(Records shown)
==*==

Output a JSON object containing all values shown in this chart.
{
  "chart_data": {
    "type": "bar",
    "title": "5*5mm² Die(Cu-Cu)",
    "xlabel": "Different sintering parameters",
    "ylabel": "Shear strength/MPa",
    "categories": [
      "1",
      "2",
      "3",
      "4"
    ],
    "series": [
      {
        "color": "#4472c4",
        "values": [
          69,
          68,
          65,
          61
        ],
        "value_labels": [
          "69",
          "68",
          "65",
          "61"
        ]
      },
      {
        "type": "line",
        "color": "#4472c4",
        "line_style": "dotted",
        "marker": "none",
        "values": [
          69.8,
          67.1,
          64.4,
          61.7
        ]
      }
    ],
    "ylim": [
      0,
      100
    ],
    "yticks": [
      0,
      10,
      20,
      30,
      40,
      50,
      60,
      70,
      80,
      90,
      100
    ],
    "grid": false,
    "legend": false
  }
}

==*==

(Challenge)
All of the entries need to be reproduced exactly; please write them out.

(Full answer)
Output a JSON object containing all values shown in this chart.
{
  "chart_data": {
    "type": "bar",
    "title": "5*5mm² Die(Cu-Cu)",
    "xlabel": "Different sintering parameters",
    "ylabel": "Shear strength/MPa",
    "categories": [
      "1",
      "2",
      "3",
      "4"
    ],
    "series": [
      {
        "color": "#4472c4",
        "values": [
          69,
          68,
          65,
          61
        ],
        "value_labels": [
          "69",
          "68",
          "65",
          "61"
        ]
      },
      {
        "type": "line",
        "color": "#4472c4",
        "line_style": "dotted",
        "marker": "none",
        "values": [
          69.8,
          67.1,
          64.4,
          61.7
        ]
      }
    ],
    "ylim": [
      0,
      100
    ],
    "yticks": [
      0,
      10,
      20,
      30,
      40,
      50,
      60,
      70,
      80,
      90,
      100
    ],
    "grid": false,
    "legend": false
  }
}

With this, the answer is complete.